** Start Exercise material **

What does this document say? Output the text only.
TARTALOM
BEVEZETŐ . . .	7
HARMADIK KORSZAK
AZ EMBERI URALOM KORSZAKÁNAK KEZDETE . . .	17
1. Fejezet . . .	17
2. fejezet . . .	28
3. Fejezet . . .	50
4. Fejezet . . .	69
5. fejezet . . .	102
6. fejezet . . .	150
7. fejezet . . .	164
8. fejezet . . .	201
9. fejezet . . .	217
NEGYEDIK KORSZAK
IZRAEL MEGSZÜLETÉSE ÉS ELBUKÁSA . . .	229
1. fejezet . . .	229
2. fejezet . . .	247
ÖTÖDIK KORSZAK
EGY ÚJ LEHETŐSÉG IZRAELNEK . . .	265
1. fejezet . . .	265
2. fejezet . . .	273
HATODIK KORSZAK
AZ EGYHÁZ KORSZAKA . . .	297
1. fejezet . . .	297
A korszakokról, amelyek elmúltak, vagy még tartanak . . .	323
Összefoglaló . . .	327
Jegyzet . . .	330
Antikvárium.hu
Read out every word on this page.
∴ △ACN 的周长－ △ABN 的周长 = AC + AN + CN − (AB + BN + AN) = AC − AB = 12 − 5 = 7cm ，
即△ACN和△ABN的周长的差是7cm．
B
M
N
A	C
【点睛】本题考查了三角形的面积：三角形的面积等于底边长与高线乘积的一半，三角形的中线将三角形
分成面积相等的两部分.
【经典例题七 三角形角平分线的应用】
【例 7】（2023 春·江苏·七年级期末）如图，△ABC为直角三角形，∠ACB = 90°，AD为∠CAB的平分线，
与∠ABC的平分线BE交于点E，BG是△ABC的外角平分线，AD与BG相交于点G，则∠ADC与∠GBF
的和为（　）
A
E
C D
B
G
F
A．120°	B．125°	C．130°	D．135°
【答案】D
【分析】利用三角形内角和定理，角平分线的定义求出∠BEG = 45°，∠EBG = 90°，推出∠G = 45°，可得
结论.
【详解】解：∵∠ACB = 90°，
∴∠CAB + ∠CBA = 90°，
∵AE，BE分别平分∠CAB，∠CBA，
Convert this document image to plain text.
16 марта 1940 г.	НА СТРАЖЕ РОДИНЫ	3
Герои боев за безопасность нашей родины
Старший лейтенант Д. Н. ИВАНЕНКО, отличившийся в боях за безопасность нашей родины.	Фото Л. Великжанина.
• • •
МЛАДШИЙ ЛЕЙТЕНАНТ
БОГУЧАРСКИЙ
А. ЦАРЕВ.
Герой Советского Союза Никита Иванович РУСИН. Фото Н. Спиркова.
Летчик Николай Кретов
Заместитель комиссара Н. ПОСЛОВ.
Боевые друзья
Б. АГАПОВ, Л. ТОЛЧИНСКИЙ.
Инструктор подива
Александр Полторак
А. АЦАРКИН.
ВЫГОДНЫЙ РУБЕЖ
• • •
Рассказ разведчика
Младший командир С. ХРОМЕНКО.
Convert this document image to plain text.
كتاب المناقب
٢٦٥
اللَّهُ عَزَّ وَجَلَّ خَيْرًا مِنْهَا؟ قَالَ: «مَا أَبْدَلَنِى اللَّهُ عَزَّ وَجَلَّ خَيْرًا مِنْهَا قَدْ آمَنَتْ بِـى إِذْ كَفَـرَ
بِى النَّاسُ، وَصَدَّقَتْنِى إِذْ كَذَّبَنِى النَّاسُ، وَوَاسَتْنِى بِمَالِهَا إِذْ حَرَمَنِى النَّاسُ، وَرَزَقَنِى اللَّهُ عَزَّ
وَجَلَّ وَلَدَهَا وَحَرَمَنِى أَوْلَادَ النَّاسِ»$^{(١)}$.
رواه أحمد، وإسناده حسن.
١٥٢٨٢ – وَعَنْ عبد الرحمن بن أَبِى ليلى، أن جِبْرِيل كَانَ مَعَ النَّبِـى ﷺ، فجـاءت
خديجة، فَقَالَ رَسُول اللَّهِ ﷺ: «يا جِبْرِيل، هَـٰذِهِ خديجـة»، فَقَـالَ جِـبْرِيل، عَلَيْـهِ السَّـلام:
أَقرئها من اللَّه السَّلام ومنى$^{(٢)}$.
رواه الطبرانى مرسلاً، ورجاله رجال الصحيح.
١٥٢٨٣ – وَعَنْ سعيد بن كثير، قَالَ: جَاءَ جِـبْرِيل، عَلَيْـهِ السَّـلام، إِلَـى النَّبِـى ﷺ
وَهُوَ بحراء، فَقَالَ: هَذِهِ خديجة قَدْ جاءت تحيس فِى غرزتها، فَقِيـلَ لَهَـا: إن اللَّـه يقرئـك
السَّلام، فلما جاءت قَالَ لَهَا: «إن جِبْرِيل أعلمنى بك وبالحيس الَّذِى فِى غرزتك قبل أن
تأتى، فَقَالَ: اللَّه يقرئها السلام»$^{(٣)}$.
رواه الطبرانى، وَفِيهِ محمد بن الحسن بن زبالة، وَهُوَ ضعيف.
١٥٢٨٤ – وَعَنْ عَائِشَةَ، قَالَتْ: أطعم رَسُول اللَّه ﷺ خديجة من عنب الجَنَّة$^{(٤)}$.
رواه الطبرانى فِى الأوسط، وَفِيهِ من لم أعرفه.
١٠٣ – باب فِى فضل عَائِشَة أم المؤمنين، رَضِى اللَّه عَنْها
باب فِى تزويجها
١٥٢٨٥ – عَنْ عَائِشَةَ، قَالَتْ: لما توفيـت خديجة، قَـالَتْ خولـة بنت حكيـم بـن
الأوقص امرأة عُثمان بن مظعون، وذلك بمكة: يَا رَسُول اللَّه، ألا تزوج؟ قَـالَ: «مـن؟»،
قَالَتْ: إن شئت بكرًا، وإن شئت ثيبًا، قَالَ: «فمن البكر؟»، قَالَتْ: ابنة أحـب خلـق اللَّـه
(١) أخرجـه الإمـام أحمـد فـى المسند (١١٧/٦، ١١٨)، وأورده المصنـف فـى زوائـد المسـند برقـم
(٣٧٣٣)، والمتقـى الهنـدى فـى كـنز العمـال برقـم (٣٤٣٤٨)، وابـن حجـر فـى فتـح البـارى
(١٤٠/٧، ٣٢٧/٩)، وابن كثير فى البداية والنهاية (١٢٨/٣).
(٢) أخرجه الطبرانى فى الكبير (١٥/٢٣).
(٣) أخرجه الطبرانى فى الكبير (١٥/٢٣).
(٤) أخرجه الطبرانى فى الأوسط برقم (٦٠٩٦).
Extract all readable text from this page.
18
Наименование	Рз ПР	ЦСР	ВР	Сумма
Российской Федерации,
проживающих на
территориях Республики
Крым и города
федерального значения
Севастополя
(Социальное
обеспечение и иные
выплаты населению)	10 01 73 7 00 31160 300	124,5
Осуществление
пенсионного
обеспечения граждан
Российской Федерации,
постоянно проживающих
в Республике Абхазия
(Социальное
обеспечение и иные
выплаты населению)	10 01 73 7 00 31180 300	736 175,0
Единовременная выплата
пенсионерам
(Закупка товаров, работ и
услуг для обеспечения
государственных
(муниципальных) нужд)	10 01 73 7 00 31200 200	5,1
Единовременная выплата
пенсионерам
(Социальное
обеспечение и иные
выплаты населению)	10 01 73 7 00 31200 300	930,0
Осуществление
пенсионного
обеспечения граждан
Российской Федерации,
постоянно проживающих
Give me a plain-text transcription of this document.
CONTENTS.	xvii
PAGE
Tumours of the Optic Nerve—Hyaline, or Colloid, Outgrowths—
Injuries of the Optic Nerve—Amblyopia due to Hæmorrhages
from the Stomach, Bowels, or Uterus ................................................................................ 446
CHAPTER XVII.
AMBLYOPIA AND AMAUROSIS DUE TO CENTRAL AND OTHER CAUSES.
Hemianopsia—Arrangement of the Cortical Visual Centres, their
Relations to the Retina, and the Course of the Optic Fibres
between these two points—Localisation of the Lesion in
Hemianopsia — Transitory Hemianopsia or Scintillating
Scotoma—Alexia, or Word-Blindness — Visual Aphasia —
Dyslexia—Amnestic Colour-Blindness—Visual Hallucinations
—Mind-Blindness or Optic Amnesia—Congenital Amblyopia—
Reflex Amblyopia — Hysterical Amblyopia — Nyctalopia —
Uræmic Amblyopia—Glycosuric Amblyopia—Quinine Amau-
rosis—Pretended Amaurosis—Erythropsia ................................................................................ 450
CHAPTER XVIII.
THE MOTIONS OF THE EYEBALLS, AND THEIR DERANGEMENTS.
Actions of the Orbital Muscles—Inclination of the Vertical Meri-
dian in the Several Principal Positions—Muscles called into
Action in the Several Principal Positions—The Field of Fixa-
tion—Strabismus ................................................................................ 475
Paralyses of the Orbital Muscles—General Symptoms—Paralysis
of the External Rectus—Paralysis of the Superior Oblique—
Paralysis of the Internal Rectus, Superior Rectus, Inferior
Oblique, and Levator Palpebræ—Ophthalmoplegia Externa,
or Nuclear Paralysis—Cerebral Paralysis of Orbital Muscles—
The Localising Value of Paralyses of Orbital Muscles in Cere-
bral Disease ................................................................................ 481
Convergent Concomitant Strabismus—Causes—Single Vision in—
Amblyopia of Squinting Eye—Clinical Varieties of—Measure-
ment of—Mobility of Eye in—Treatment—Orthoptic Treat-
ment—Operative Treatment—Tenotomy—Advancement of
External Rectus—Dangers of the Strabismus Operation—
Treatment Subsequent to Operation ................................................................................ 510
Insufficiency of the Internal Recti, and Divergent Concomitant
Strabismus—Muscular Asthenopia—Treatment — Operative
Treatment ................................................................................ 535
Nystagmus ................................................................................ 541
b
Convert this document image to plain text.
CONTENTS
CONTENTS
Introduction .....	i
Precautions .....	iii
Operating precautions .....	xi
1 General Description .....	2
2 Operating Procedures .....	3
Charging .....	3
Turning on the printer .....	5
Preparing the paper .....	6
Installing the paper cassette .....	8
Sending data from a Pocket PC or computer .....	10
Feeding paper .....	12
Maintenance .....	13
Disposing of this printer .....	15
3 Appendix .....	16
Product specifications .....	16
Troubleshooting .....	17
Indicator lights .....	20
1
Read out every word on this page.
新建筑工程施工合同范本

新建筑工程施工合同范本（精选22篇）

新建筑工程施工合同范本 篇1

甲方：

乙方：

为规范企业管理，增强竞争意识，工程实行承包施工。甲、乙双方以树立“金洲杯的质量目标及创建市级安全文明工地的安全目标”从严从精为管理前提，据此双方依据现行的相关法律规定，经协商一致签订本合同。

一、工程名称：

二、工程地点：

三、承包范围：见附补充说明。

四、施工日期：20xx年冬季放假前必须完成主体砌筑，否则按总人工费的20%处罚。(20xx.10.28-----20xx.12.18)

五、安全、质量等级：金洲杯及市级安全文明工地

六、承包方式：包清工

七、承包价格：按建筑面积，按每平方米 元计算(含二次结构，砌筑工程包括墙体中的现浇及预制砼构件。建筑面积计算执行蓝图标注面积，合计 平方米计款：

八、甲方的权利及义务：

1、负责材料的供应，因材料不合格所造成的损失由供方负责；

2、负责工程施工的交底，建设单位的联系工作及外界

** End Exercise material **

● **Request**: Find each line in the records holding the string "безопасность" and show it.

● **Complete answer**:
Герои боев за безопасность нашей родины
Старший лейтенант Д. Н. ИВАНЕНКО, отличившийся в боях за безопасность нашей родины.	Фото Л. Великжанина.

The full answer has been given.